--- Start Record list ---

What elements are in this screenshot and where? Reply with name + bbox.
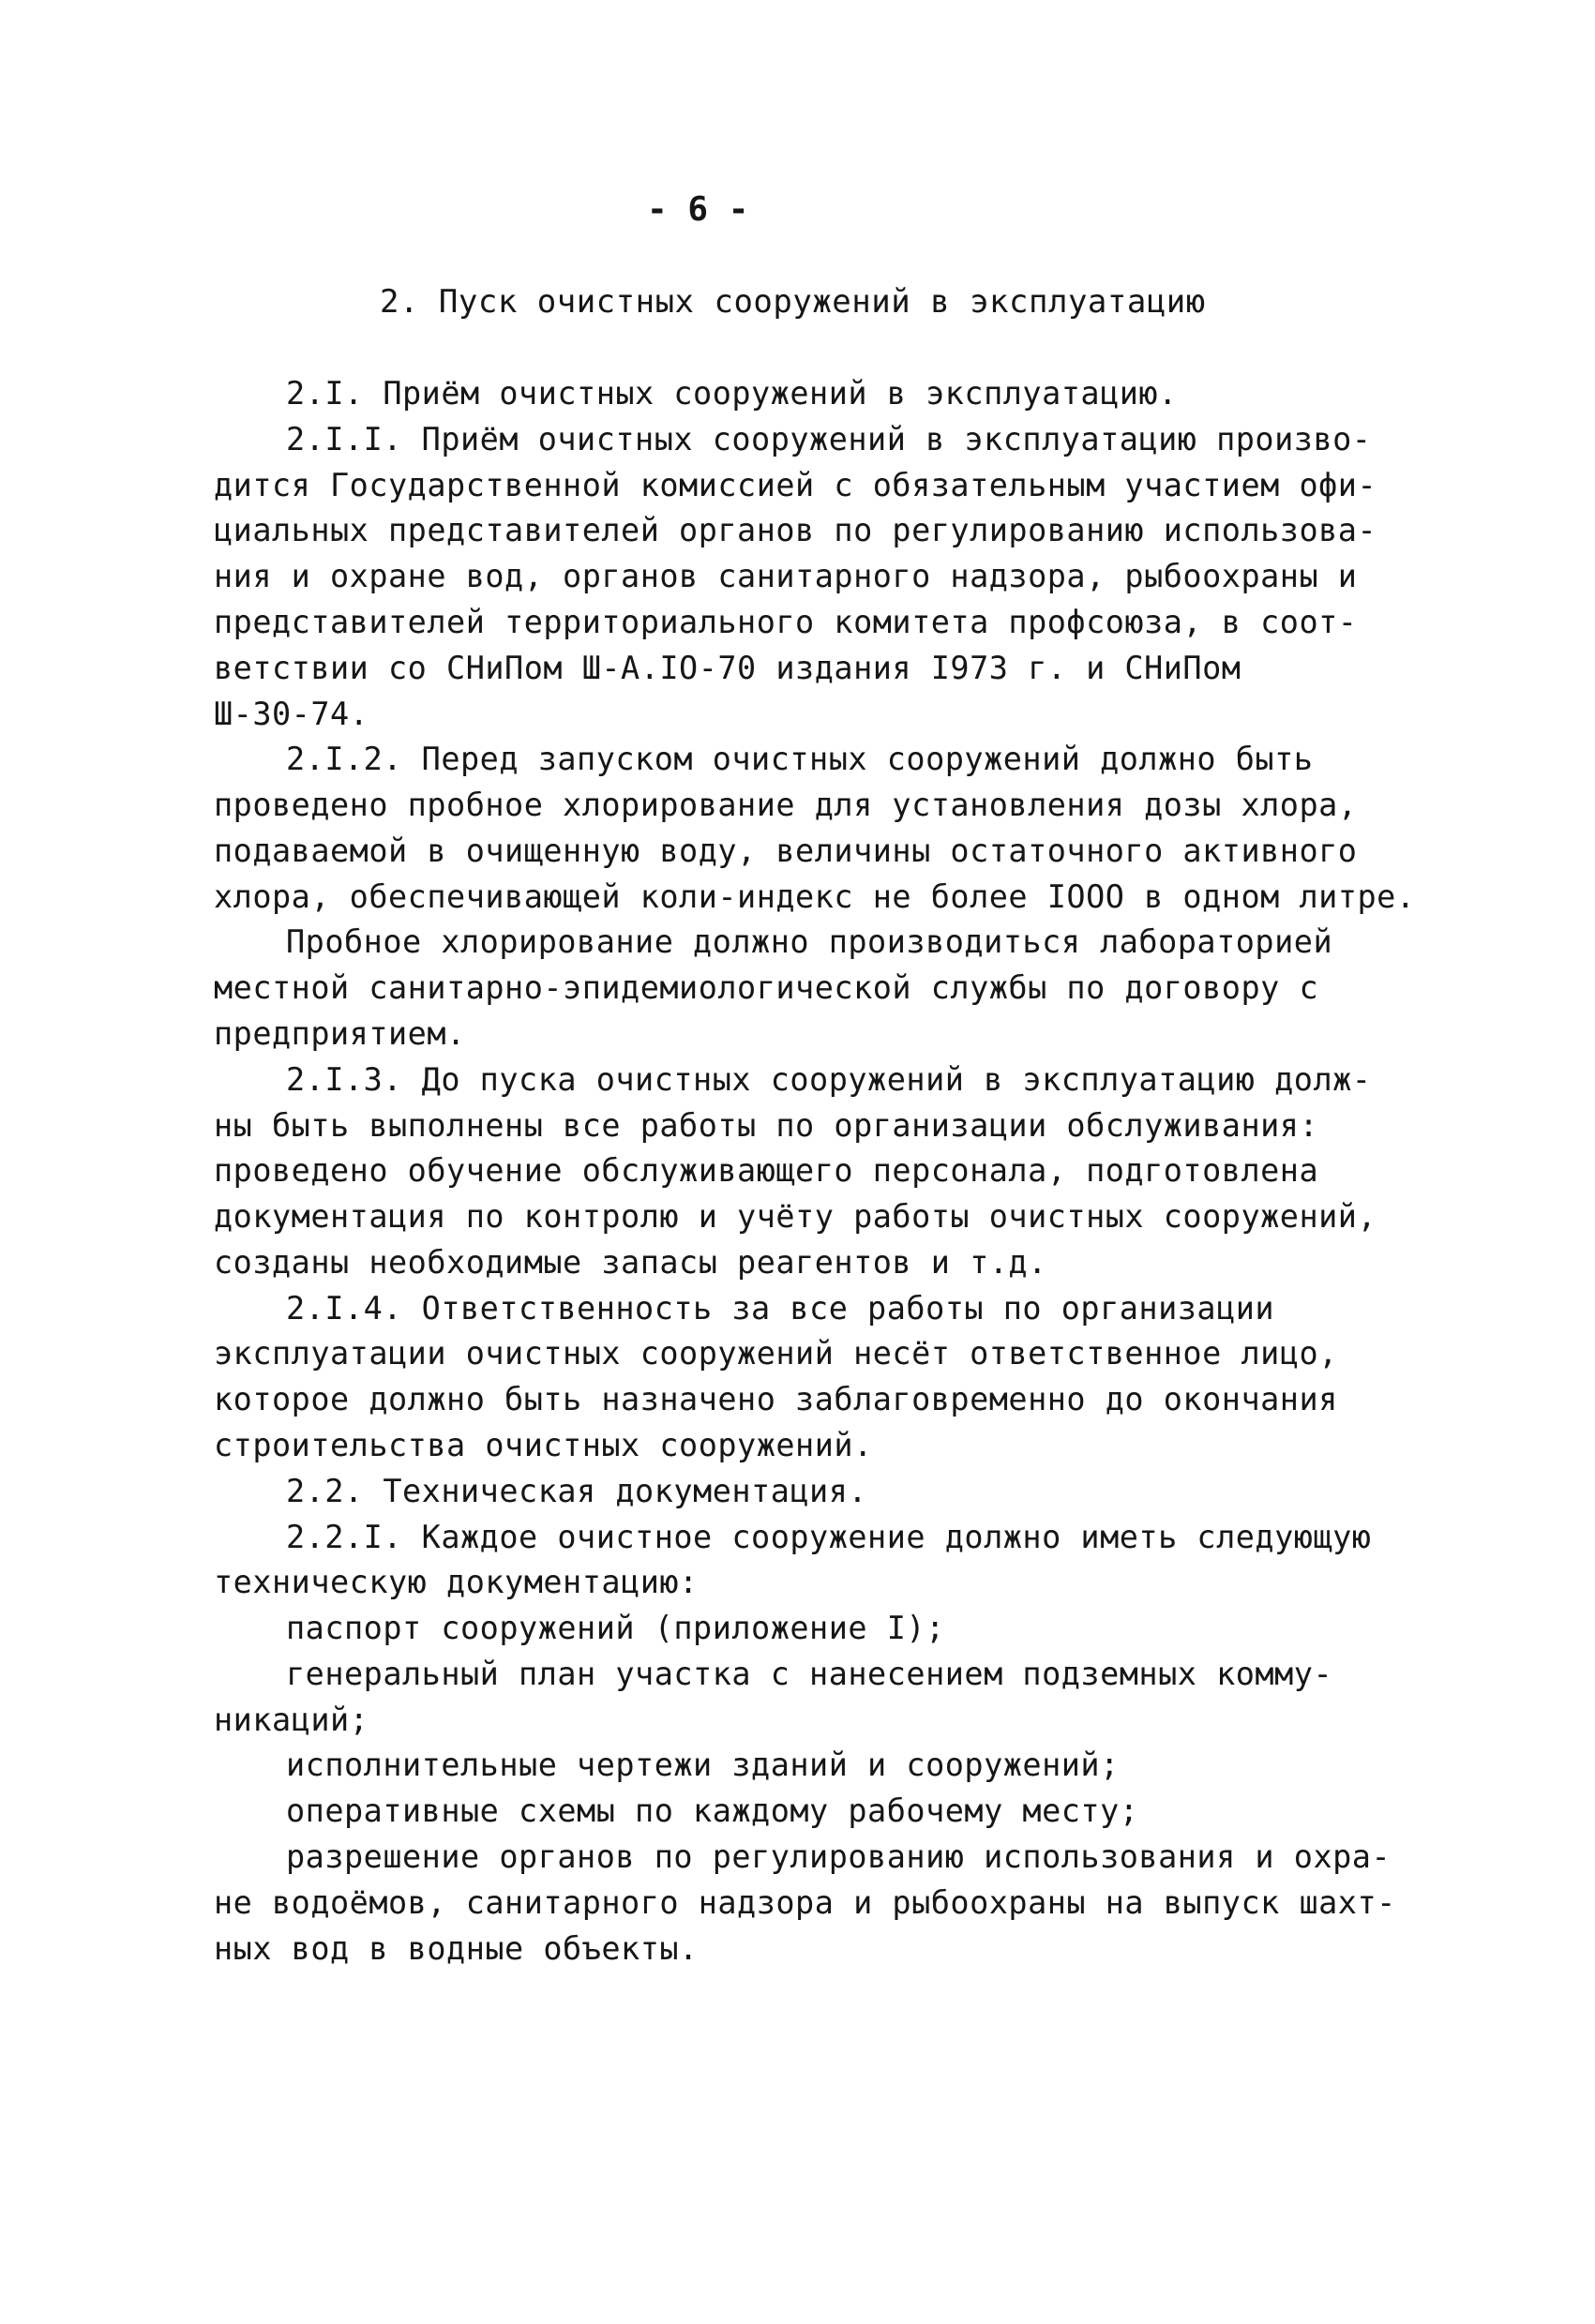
text-line: оперативные схемы по каждому рабочему месту; <box>286 1792 1139 1829</box>
text-line: техническую документацию: <box>214 1564 699 1600</box>
page-number: - 6 - <box>647 190 749 229</box>
text-line: ветствии со СНиПом Ш-А.IO-70 издания I973 г. и СНиПом <box>214 650 1241 686</box>
text-line: Пробное хлорирование должно производиться лабораторией <box>286 923 1333 960</box>
text-line: Ш-30-74. <box>214 696 369 732</box>
text-line: 2.2. Техническая документация. <box>286 1473 868 1509</box>
section-title: 2. Пуск очистных сооружений в эксплуатацию <box>380 283 1206 321</box>
text-line: 2.I.4. Ответственность за все работы по организации <box>286 1290 1275 1327</box>
text-line: представителей территориального комитета профсоюза, в соот- <box>214 604 1358 640</box>
text-line: которое должно быть назначено заблаговременно до окончания <box>214 1381 1338 1417</box>
text-line: ны быть выполнены все работы по организации обслуживания: <box>214 1107 1319 1144</box>
text-line: подаваемой в очищенную воду, величины остаточного активного <box>214 832 1358 869</box>
text-line: предприятием. <box>214 1015 466 1052</box>
text-line: не водоёмов, санитарного надзора и рыбоохраны на выпуск шахт- <box>214 1884 1396 1921</box>
text-line: 2.I. Приём очистных сооружений в эксплуатацию. <box>286 375 1178 412</box>
text-line: паспорт сооружений (приложение I); <box>286 1610 945 1646</box>
text-line: 2.2.I. Каждое очистное сооружение должно иметь следующую <box>286 1519 1372 1555</box>
text-line: разрешение органов по регулированию использования и охра- <box>286 1838 1392 1875</box>
text-line: строительства очистных сооружений. <box>214 1427 873 1463</box>
text-line: проведено пробное хлорирование для установления дозы хлора, <box>214 787 1358 823</box>
text-line: 2.I.3. До пуска очистных сооружений в эксплуатацию долж- <box>286 1061 1372 1098</box>
text-line: ных вод в водные объекты. <box>214 1930 699 1967</box>
text-line: никаций; <box>214 1702 369 1738</box>
text-line: документация по контролю и учёту работы очистных сооружений, <box>214 1198 1377 1235</box>
text-line: исполнительные чертежи зданий и сооружений; <box>286 1747 1120 1783</box>
text-line: эксплуатации очистных сооружений несёт ответственное лицо, <box>214 1335 1338 1372</box>
text-line: генеральный план участка с нанесением подземных комму- <box>286 1656 1333 1692</box>
text-line: 2.I.2. Перед запуском очистных сооружений должно быть <box>286 741 1314 777</box>
text-line: местной санитарно-эпидемиологической службы по договору с <box>214 969 1319 1006</box>
text-line: ния и охране вод, органов санитарного надзора, рыбоохраны и <box>214 558 1358 594</box>
text-line: циальных представителей органов по регулированию использова- <box>214 512 1377 548</box>
text-line: проведено обучение обслуживающего персонала, подготовлена <box>214 1152 1319 1189</box>
text-line: созданы необходимые запасы реагентов и т.д. <box>214 1244 1047 1281</box>
text-line: хлора, обеспечивающей коли-индекс не более IOOO в одном литре. <box>214 878 1416 915</box>
text-line: 2.I.I. Приём очистных сооружений в эксплуатацию произво- <box>286 421 1372 457</box>
text-line: дится Государственной комиссией с обязательным участием офи- <box>214 467 1377 503</box>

--- End Record list ---

The exercise: Reproduce the records above, replacing every occurrence of "очистных сооружений" with "водопроводных сооружений" and keeping everything else unchanged, and omit the picture.

Answer:
What elements are in this screenshot and where? Reply with name + bbox.
text-line: оперативные схемы по каждому рабочему месту; <box>286 1792 1139 1829</box>
text-line: техническую документацию: <box>214 1564 699 1600</box>
page-number: - 6 - <box>647 190 749 229</box>
text-line: ветствии со СНиПом Ш-А.IO-70 издания I973 г. и СНиПом <box>214 650 1241 686</box>
text-line: Пробное хлорирование должно производиться лабораторией <box>286 923 1333 960</box>
text-line: Ш-30-74. <box>214 696 369 732</box>
text-line: 2.2. Техническая документация. <box>286 1473 868 1509</box>
section-title: 2. Пуск водопроводных сооружений в эксплуатацию <box>380 283 1206 321</box>
text-line: 2.I.4. Ответственность за все работы по организации <box>286 1290 1275 1327</box>
text-line: представителей территориального комитета профсоюза, в соот- <box>214 604 1358 640</box>
text-line: которое должно быть назначено заблаговременно до окончания <box>214 1381 1338 1417</box>
text-line: ны быть выполнены все работы по организации обслуживания: <box>214 1107 1319 1144</box>
text-line: подаваемой в очищенную воду, величины остаточного активного <box>214 832 1358 869</box>
text-line: предприятием. <box>214 1015 466 1052</box>
text-line: не водоёмов, санитарного надзора и рыбоохраны на выпуск шахт- <box>214 1884 1396 1921</box>
text-line: 2.I. Приём водопроводных сооружений в эксплуатацию. <box>286 375 1178 412</box>
text-line: паспорт сооружений (приложение I); <box>286 1610 945 1646</box>
text-line: 2.2.I. Каждое очистное сооружение должно иметь следующую <box>286 1519 1372 1555</box>
text-line: разрешение органов по регулированию использования и охра- <box>286 1838 1392 1875</box>
text-line: строительства водопроводных сооружений. <box>214 1427 873 1463</box>
text-line: проведено пробное хлорирование для установления дозы хлора, <box>214 787 1358 823</box>
text-line: 2.I.3. До пуска водопроводных сооружений в эксплуатацию долж- <box>286 1061 1372 1098</box>
text-line: ных вод в водные объекты. <box>214 1930 699 1967</box>
text-line: никаций; <box>214 1702 369 1738</box>
text-line: документация по контролю и учёту работы водопроводных сооружений, <box>214 1198 1377 1235</box>
text-line: исполнительные чертежи зданий и сооружений; <box>286 1747 1120 1783</box>
text-line: эксплуатации водопроводных сооружений несёт ответственное лицо, <box>214 1335 1338 1372</box>
text-line: генеральный план участка с нанесением подземных комму- <box>286 1656 1333 1692</box>
text-line: 2.I.2. Перед запуском водопроводных сооружений должно быть <box>286 741 1314 777</box>
text-line: местной санитарно-эпидемиологической службы по договору с <box>214 969 1319 1006</box>
text-line: ния и охране вод, органов санитарного надзора, рыбоохраны и <box>214 558 1358 594</box>
text-line: циальных представителей органов по регулированию использова- <box>214 512 1377 548</box>
text-line: проведено обучение обслуживающего персонала, подготовлена <box>214 1152 1319 1189</box>
text-line: созданы необходимые запасы реагентов и т.д. <box>214 1244 1047 1281</box>
text-line: хлора, обеспечивающей коли-индекс не более IOOO в одном литре. <box>214 878 1416 915</box>
text-line: 2.I.I. Приём водопроводных сооружений в эксплуатацию произво- <box>286 421 1372 457</box>
text-line: дится Государственной комиссией с обязательным участием офи- <box>214 467 1377 503</box>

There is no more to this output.